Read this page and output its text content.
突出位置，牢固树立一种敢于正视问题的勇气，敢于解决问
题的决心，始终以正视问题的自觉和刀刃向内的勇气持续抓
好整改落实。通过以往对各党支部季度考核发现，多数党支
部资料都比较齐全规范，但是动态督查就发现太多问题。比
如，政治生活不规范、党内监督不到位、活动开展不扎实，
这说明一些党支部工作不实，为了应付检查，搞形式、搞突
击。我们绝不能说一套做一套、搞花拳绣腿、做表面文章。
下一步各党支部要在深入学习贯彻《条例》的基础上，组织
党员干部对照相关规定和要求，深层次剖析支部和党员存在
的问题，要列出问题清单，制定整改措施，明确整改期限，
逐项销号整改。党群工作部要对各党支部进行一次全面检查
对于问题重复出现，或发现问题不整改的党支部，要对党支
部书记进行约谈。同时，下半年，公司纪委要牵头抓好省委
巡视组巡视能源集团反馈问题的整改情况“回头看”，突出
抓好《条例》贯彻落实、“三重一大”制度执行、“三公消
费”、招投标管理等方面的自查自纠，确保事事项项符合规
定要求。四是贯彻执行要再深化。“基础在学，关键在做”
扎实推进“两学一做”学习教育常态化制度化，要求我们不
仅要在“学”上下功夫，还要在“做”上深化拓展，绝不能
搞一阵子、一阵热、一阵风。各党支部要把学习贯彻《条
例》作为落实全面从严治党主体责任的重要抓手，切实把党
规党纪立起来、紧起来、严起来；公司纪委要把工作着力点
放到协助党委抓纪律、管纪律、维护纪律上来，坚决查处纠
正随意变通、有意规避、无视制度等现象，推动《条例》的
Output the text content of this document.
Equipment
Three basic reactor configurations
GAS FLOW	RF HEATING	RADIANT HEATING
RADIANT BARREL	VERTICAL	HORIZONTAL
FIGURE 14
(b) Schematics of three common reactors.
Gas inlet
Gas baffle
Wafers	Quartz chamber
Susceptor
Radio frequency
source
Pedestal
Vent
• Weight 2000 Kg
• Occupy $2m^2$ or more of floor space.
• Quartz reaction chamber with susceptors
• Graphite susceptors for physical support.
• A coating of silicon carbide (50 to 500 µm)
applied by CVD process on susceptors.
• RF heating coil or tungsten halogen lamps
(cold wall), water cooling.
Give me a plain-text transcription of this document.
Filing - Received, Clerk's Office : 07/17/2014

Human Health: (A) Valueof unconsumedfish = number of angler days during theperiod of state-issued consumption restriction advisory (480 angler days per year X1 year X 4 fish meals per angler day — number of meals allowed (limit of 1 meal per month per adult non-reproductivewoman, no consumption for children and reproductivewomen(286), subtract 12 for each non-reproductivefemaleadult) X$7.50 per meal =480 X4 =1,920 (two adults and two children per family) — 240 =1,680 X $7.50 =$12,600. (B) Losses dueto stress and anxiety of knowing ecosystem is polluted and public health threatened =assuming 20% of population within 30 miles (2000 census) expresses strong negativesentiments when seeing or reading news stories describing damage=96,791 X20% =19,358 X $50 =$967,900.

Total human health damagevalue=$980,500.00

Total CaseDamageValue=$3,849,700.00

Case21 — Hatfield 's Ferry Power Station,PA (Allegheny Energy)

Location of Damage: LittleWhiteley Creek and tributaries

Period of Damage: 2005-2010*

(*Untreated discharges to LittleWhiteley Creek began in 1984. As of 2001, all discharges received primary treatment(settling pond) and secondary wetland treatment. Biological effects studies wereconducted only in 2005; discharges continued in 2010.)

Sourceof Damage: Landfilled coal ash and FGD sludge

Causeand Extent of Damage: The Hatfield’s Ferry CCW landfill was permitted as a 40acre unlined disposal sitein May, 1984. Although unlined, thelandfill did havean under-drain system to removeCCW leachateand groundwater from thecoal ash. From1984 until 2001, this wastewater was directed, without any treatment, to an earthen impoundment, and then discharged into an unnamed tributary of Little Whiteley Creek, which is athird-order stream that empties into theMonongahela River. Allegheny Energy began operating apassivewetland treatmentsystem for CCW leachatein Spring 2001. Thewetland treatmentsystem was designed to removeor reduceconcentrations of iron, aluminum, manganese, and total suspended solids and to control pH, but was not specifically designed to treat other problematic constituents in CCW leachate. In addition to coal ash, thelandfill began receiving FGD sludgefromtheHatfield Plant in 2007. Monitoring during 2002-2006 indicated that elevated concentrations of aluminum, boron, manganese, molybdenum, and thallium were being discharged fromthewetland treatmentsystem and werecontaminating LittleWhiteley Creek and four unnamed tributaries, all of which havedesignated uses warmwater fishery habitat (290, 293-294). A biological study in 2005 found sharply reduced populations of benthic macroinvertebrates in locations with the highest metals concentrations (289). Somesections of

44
========
**Your goal**
Check all the records above and select each line where the string "began" is found.

**Correct output**
(*Untreated discharges to LittleWhiteley Creek began in 1984. As of 2001, all discharges received primary treatment(settling pond) and secondary wetland treatment. Biological effects studies wereconducted only in 2005; discharges continued in 2010.)
Causeand Extent of Damage: The Hatfield’s Ferry CCW landfill was permitted as a 40acre unlined disposal sitein May, 1984. Although unlined, thelandfill did havean under-drain system to removeCCW leachateand groundwater from thecoal ash. From1984 until 2001, this wastewater was directed, without any treatment, to an earthen impoundment, and then discharged into an unnamed tributary of Little Whiteley Creek, which is athird-order stream that empties into theMonongahela River. Allegheny Energy began operating apassivewetland treatmentsystem for CCW leachatein Spring 2001. Thewetland treatmentsystem was designed to removeor reduceconcentrations of iron, aluminum, manganese, and total suspended solids and to control pH, but was not specifically designed to treat other problematic constituents in CCW leachate. In addition to coal ash, thelandfill began receiving FGD sludgefromtheHatfield Plant in 2007. Monitoring during 2002-2006 indicated that elevated concentrations of aluminum, boron, manganese, molybdenum, and thallium were being discharged fromthewetland treatmentsystem and werecontaminating LittleWhiteley Creek and four unnamed tributaries, all of which havedesignated uses warmwater fishery habitat (290, 293-294). A biological study in 2005 found sharply reduced populations of benthic macroinvertebrates in locations with the highest metals concentrations (289). Somesections of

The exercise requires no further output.